## Task goal
Quote every entry word for word.

## Provided entries
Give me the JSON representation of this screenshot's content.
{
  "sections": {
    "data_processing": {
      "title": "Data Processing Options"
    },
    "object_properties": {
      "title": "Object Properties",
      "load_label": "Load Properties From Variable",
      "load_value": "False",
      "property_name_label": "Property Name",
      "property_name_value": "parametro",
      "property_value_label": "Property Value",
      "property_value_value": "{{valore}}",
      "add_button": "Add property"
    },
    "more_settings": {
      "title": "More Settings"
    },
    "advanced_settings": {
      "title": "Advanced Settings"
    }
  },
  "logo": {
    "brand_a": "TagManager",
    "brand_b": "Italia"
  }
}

## Solution for this exercise
Give me the JSON representation of this screenshot's content.
{
  "sections": {
    "data_processing": {
      "title": "Data Processing Options"
    },
    "object_properties": {
      "title": "Object Properties",
      "load_label": "Load Properties From Variable",
      "load_value": "False",
      "property_name_label": "Property Name",
      "property_name_value": "parametro",
      "property_value_label": "Property Value",
      "property_value_value": "{{valore}}",
      "add_button": "Add property"
    },
    "more_settings": {
      "title": "More Settings"
    },
    "advanced_settings": {
      "title": "Advanced Settings"
    }
  },
  "logo": {
    "brand_a": "TagManager",
    "brand_b": "Italia"
  }
}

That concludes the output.